* Stated problem
Exactly how many lines have the word "laser"? Answer with the bare number.

Records:
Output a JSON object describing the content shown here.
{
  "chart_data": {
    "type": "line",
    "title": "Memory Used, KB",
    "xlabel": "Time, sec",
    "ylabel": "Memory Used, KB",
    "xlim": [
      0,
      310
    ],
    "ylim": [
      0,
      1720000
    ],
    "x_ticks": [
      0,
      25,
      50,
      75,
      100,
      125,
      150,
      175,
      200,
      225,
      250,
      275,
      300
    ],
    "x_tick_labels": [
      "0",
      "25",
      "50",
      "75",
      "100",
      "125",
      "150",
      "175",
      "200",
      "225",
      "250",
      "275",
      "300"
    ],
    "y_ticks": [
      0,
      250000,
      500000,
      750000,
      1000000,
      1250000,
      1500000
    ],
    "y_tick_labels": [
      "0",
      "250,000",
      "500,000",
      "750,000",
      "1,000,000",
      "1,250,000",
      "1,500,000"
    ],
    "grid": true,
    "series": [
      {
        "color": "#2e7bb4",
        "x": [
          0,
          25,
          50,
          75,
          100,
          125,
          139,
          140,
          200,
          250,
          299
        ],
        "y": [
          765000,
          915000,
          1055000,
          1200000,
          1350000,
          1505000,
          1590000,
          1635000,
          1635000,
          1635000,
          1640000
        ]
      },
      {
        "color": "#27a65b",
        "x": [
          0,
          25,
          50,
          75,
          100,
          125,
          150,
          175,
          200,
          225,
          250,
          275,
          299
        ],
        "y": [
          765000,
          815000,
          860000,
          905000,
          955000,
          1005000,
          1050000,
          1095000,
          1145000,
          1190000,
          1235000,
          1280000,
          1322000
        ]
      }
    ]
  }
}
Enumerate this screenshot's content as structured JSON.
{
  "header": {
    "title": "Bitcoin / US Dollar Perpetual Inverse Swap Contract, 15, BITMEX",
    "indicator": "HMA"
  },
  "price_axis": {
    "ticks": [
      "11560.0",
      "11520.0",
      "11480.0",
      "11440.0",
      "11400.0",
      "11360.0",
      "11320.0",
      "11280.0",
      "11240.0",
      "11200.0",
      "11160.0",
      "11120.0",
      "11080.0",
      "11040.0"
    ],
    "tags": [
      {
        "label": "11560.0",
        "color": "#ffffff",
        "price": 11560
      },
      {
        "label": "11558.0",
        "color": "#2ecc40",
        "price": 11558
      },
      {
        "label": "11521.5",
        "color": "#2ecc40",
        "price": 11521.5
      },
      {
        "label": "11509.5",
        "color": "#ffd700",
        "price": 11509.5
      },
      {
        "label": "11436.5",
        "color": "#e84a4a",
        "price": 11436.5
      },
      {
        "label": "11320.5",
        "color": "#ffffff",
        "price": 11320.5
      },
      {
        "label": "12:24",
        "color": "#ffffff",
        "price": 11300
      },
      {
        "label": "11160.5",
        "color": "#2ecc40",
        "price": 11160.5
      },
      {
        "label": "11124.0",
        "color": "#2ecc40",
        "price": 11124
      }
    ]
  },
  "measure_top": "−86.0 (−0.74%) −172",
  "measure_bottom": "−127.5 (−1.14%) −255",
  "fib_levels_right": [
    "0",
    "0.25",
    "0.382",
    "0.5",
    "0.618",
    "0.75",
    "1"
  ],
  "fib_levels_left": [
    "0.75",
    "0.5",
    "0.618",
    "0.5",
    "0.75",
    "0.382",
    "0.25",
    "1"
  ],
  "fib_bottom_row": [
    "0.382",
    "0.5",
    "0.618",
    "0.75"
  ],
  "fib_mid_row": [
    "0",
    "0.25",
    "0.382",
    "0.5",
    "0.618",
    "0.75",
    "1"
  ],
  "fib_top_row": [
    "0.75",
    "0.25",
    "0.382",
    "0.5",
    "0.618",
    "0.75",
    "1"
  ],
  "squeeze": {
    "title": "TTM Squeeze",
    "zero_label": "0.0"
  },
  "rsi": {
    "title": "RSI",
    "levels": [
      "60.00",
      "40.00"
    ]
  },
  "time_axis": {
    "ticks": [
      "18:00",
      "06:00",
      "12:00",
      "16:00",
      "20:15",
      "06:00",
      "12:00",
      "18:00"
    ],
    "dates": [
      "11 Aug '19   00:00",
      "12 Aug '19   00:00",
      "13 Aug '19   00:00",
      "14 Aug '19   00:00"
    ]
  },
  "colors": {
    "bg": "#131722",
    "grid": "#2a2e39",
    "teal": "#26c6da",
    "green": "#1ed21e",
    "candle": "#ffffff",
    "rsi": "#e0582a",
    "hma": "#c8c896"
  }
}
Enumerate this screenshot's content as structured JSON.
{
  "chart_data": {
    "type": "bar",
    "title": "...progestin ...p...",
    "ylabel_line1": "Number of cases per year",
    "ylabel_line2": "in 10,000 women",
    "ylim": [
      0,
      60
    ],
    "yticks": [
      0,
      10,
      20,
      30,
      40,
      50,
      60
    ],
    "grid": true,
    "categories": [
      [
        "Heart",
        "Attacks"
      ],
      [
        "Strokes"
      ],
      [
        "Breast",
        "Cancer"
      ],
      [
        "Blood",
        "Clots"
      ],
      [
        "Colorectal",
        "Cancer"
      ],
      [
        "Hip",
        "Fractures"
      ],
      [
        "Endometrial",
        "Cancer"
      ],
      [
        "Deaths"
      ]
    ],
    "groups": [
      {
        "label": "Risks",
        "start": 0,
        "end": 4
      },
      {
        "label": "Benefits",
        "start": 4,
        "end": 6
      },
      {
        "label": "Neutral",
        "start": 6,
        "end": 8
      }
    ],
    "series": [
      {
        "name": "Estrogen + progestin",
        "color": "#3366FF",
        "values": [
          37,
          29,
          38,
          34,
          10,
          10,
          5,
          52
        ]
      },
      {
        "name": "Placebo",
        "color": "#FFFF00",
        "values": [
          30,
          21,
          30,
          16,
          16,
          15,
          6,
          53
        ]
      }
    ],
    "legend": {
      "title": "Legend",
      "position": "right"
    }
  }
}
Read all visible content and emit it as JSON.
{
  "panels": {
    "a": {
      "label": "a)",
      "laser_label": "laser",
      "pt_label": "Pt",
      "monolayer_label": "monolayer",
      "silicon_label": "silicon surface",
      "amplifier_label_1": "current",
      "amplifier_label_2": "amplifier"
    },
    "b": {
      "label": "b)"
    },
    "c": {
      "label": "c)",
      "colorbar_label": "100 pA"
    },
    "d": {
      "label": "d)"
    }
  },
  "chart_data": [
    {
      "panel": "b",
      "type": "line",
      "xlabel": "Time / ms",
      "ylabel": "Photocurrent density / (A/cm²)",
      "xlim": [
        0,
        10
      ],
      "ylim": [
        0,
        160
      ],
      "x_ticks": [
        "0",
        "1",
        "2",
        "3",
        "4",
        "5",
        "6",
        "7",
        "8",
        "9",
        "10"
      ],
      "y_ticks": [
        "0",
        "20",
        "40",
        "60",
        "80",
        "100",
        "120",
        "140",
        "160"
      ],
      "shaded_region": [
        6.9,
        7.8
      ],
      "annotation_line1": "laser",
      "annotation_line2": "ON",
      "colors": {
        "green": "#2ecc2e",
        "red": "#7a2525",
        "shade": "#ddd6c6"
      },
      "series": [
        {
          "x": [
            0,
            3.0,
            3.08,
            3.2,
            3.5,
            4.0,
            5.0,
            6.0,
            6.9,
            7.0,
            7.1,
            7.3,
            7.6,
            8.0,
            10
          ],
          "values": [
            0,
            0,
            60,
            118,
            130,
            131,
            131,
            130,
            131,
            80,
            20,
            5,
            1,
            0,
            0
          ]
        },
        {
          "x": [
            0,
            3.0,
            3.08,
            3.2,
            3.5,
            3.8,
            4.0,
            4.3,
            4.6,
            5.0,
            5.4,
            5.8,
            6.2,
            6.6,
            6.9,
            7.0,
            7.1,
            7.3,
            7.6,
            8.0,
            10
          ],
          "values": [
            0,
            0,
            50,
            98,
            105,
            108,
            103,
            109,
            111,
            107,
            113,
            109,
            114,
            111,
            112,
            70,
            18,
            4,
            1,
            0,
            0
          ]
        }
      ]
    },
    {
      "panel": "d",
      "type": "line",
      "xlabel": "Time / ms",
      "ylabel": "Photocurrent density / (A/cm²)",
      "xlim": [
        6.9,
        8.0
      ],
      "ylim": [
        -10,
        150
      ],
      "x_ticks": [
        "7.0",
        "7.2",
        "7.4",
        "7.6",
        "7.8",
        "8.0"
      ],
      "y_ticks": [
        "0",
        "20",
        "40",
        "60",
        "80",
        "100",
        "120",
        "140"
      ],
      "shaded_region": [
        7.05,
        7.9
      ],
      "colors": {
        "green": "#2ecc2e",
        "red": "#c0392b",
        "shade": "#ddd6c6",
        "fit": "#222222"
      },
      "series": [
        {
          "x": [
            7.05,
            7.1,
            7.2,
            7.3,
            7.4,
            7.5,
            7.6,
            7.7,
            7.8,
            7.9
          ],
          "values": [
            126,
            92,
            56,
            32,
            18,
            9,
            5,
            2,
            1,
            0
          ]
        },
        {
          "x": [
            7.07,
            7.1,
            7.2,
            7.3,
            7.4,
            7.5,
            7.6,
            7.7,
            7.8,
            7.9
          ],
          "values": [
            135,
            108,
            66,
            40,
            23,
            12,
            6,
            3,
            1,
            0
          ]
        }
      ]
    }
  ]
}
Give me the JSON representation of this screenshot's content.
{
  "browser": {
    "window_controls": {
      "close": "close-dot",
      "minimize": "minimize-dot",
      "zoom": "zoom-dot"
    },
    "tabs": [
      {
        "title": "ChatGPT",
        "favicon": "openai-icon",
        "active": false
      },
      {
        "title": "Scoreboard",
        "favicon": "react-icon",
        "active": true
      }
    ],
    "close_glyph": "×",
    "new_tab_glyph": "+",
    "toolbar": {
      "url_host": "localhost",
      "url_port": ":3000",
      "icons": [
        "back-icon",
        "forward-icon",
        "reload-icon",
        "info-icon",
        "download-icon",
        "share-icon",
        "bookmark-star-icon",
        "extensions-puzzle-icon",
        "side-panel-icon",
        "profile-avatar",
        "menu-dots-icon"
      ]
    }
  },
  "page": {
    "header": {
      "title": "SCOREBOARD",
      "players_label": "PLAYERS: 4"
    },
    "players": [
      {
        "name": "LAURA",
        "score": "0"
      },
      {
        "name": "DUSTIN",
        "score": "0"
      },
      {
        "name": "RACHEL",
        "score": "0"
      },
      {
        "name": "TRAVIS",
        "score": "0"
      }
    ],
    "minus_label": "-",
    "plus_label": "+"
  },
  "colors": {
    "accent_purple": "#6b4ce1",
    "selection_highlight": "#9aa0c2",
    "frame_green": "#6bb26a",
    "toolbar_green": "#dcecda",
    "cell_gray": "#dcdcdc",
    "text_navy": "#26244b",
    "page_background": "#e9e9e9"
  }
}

* Result of this task
2